Collected data entries

*****

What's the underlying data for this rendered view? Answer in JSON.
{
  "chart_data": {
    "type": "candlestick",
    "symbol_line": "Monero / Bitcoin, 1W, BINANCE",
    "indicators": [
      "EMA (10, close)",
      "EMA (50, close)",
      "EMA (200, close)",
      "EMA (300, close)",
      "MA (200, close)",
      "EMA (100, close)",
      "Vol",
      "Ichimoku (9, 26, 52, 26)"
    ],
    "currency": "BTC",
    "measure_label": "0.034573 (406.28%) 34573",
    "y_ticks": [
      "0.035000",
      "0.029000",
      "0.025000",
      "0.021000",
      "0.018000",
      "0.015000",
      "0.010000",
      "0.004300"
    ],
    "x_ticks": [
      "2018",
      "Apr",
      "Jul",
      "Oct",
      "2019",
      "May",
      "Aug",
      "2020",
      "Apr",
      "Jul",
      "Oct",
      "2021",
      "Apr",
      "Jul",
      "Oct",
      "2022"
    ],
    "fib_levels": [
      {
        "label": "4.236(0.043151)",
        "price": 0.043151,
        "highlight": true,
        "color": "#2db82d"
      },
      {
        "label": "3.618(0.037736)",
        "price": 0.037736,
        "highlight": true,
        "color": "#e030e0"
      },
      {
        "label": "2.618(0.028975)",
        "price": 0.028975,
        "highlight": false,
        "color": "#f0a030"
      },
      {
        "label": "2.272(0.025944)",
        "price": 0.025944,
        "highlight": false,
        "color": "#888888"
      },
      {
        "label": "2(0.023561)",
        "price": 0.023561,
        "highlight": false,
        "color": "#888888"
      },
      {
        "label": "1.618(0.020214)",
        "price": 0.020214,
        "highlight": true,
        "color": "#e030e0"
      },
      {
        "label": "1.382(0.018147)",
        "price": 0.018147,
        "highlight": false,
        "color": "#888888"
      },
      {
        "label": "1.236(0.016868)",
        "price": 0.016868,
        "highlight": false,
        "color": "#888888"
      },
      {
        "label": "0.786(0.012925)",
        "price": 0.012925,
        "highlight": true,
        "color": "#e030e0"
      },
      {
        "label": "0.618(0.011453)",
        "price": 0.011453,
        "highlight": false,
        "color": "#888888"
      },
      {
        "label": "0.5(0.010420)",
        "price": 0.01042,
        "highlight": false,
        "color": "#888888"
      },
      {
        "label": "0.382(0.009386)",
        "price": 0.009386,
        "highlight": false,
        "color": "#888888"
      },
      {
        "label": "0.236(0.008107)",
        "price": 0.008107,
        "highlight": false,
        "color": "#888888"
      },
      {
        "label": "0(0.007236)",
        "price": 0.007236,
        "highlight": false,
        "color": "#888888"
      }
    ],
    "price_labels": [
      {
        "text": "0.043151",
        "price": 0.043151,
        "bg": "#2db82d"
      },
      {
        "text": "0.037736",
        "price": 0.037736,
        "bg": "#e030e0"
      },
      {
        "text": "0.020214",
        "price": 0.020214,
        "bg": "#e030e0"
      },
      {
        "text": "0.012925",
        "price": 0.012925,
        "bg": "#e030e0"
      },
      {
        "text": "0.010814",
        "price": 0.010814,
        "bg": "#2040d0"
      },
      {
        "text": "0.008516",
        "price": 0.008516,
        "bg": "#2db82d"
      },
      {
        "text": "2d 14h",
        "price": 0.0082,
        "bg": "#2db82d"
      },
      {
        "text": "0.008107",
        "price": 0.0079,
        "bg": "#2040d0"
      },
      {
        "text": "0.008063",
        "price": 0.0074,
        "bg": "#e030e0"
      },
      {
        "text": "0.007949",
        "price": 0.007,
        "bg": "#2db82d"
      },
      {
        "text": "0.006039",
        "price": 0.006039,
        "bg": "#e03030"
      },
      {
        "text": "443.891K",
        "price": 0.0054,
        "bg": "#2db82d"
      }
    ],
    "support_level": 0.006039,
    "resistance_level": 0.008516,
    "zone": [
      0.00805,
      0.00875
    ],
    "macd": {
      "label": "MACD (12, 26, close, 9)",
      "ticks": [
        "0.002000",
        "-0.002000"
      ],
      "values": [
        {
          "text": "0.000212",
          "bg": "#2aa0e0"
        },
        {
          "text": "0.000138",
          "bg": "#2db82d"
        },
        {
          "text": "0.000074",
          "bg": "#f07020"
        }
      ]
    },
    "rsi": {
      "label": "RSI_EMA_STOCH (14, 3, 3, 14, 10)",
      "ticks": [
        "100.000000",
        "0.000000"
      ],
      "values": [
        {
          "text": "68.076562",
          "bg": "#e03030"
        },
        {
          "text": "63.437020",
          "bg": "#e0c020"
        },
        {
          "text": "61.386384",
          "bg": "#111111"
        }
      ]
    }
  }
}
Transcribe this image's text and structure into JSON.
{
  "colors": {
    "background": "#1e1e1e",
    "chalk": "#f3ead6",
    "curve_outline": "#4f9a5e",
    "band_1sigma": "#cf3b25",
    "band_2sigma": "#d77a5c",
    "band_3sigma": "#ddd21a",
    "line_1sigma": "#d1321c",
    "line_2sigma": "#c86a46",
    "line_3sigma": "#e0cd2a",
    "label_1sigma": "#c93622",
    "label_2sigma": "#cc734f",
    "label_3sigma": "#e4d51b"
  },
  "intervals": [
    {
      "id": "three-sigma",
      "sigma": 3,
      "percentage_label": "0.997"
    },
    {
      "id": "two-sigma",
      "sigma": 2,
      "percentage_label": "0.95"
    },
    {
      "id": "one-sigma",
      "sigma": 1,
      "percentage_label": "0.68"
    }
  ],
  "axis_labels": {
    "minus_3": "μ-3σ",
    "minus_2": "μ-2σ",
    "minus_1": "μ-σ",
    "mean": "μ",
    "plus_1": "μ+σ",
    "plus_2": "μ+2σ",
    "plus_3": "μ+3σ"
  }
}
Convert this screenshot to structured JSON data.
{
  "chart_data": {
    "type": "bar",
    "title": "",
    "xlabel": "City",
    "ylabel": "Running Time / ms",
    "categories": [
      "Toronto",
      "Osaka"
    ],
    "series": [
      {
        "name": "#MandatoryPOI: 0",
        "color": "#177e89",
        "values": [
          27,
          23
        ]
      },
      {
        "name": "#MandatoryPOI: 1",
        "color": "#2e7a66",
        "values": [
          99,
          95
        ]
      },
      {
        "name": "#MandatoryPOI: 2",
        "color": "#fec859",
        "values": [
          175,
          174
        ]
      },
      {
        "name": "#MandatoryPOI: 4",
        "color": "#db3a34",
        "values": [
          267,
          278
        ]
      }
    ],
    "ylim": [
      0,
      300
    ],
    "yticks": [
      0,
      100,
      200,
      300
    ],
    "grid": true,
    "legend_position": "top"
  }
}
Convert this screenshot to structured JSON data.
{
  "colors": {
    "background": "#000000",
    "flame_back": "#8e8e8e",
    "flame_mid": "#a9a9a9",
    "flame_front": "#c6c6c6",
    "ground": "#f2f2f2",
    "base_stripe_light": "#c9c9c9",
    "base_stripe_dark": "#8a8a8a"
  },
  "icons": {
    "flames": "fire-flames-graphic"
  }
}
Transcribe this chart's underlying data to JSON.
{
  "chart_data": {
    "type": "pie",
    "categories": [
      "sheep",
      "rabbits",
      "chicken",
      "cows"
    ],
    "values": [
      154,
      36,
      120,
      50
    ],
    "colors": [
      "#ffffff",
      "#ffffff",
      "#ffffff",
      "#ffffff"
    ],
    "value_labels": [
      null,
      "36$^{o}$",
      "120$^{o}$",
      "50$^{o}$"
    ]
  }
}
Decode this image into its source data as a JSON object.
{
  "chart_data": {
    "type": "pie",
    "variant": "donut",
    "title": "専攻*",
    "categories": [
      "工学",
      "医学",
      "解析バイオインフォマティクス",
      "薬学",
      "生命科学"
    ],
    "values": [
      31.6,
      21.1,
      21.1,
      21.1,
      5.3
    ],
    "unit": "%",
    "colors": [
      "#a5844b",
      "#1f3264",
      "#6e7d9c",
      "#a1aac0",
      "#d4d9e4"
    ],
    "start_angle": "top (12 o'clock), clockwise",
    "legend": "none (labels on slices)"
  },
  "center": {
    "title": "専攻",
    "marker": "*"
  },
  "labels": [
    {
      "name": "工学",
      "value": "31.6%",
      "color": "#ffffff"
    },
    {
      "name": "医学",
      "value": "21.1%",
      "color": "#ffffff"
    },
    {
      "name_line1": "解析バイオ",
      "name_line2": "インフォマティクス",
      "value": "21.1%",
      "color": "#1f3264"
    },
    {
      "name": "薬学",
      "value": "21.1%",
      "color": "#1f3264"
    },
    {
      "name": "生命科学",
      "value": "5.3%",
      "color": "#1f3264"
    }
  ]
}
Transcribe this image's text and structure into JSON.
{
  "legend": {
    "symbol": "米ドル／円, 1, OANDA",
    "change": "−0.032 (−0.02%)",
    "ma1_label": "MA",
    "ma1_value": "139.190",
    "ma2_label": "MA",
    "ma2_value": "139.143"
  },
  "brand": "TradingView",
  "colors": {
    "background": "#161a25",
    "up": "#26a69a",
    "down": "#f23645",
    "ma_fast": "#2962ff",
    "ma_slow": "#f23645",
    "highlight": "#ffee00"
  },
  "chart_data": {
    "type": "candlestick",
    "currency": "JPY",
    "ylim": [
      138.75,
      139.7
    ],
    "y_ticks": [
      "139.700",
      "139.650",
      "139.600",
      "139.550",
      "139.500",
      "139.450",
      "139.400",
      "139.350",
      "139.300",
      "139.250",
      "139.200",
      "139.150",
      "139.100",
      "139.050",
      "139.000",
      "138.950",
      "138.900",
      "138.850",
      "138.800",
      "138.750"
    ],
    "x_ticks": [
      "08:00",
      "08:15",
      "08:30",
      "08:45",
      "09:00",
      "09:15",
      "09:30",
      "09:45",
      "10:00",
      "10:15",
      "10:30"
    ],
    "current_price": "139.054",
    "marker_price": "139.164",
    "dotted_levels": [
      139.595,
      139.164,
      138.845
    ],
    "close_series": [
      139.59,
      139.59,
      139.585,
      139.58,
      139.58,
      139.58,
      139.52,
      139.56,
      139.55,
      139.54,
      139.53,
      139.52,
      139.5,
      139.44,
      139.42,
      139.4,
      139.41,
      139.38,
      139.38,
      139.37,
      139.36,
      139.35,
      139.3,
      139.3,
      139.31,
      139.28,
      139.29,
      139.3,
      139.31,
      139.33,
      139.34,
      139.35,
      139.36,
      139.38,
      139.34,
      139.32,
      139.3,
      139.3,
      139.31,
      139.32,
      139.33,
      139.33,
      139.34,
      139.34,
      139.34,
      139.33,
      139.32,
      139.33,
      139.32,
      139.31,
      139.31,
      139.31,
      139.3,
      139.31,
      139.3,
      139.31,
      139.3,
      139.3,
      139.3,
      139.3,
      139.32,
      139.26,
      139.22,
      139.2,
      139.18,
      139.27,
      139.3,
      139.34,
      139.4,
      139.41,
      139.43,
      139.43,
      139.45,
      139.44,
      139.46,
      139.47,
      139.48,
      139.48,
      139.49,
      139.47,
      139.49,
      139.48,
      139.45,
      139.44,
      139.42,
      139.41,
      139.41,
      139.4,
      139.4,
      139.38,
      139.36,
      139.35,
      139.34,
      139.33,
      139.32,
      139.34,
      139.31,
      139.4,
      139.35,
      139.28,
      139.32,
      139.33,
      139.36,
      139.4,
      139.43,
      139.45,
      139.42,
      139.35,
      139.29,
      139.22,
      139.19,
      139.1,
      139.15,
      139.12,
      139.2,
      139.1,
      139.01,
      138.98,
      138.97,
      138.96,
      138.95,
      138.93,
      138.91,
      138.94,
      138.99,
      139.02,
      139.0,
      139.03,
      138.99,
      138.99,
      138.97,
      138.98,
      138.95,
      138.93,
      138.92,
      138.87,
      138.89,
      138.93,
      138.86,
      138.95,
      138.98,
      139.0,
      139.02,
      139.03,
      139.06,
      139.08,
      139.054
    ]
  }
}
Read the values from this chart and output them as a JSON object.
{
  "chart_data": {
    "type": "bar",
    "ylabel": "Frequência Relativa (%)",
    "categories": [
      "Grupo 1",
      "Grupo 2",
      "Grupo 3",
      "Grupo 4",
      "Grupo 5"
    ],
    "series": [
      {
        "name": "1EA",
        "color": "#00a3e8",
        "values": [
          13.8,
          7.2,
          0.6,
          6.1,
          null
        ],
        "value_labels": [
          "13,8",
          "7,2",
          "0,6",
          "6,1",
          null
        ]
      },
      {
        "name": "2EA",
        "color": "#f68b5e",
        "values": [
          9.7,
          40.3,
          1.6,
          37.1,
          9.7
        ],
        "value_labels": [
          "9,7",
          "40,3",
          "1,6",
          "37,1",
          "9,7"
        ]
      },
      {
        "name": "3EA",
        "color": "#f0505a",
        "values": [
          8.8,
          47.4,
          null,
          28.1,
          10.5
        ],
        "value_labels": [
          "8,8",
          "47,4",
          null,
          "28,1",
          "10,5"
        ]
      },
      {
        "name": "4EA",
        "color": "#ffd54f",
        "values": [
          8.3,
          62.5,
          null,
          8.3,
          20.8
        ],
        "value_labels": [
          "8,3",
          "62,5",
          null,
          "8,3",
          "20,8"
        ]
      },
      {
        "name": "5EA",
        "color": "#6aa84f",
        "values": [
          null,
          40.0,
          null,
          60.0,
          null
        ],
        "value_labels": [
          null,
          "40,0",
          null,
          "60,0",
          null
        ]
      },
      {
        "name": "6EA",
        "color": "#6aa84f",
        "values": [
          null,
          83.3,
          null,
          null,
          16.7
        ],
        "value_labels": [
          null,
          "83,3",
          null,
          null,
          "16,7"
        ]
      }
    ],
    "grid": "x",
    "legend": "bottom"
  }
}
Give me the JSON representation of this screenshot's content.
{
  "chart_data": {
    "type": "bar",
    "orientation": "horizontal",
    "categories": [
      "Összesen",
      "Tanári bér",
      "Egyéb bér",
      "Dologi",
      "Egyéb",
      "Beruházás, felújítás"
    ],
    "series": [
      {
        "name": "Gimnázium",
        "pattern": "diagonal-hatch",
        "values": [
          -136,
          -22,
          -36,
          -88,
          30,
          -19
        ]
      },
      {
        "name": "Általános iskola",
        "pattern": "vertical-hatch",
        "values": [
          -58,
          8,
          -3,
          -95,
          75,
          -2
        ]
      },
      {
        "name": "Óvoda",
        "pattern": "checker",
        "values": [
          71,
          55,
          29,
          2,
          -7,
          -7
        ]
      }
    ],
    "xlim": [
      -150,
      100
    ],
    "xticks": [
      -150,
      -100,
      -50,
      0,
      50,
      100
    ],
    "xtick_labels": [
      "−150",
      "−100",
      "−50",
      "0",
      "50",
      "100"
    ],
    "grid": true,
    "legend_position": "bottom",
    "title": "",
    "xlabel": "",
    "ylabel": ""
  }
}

*****

*SHORT PROBLEM*:
Report the number of lines that include the string "ylabel"; return nothing but the count.

*SOLVED PROBLEM*:
3